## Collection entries
** BEGIN **
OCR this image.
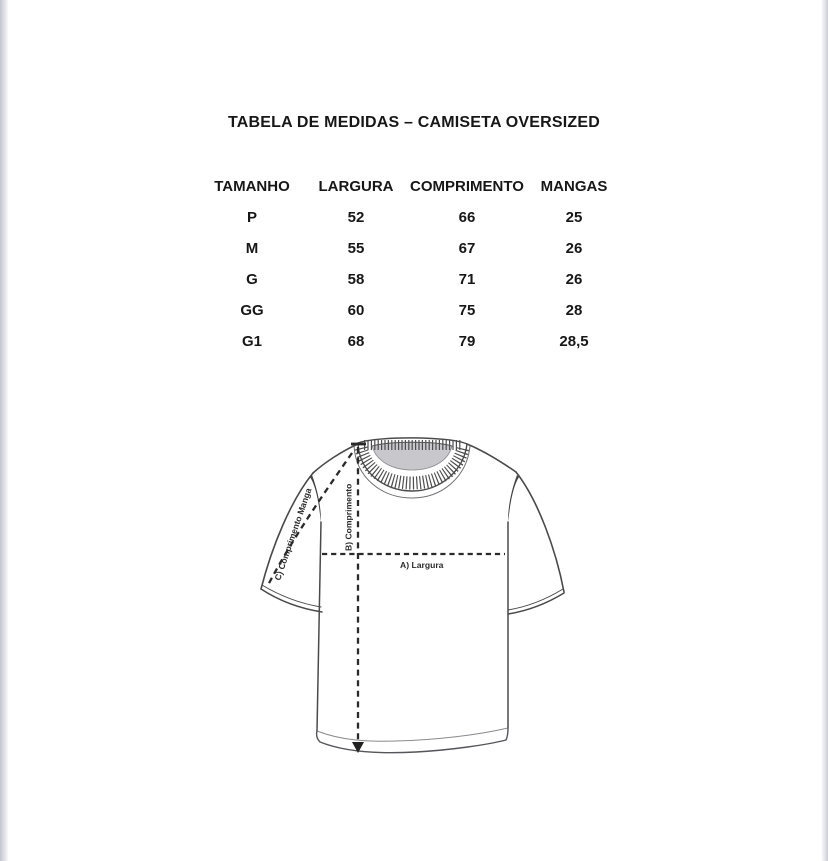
TABELA DE MEDIDAS – CAMISETA OVERSIZED
TAMANHO	LARGURA	COMPRIMENTO	MANGAS
P	52	66	25
M	55	67	26
G	58	71	26
GG	60	75	28
G1	68	79	28,5
A) Largura
B) Comprimento
C) Comprimento Manga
** END **
## Given problem
Return the material word for word. Pictures are not part of the copy.

## Exercise response
OCR this image.
TABELA DE MEDIDAS – CAMISETA OVERSIZED
TAMANHO	LARGURA	COMPRIMENTO	MANGAS
P	52	66	25
M	55	67	26
G	58	71	26
GG	60	75	28
G1	68	79	28,5
A) Largura
B) Comprimento
C) Comprimento Manga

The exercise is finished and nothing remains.